**TASK PROMPT:** Reproduce the listing verbatim.

**Dataset items:**

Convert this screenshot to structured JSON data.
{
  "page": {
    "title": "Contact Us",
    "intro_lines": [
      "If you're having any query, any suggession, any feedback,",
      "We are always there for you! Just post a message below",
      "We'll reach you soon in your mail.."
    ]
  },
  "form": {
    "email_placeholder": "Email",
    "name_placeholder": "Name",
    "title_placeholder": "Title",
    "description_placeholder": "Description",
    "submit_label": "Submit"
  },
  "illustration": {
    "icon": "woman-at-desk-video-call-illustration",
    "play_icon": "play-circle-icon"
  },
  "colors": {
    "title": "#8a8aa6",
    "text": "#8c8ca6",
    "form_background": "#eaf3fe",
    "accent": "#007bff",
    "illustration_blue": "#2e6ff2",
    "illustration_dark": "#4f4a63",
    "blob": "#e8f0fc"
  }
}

**RESPONSE BELOW:**
Convert this screenshot to structured JSON data.
{
  "page": {
    "title": "Contact Us",
    "intro_lines": [
      "If you're having any query, any suggession, any feedback,",
      "We are always there for you! Just post a message below",
      "We'll reach you soon in your mail.."
    ]
  },
  "form": {
    "email_placeholder": "Email",
    "name_placeholder": "Name",
    "title_placeholder": "Title",
    "description_placeholder": "Description",
    "submit_label": "Submit"
  },
  "illustration": {
    "icon": "woman-at-desk-video-call-illustration",
    "play_icon": "play-circle-icon"
  },
  "colors": {
    "title": "#8a8aa6",
    "text": "#8c8ca6",
    "form_background": "#eaf3fe",
    "accent": "#007bff",
    "illustration_blue": "#2e6ff2",
    "illustration_dark": "#4f4a63",
    "blob": "#e8f0fc"
  }
}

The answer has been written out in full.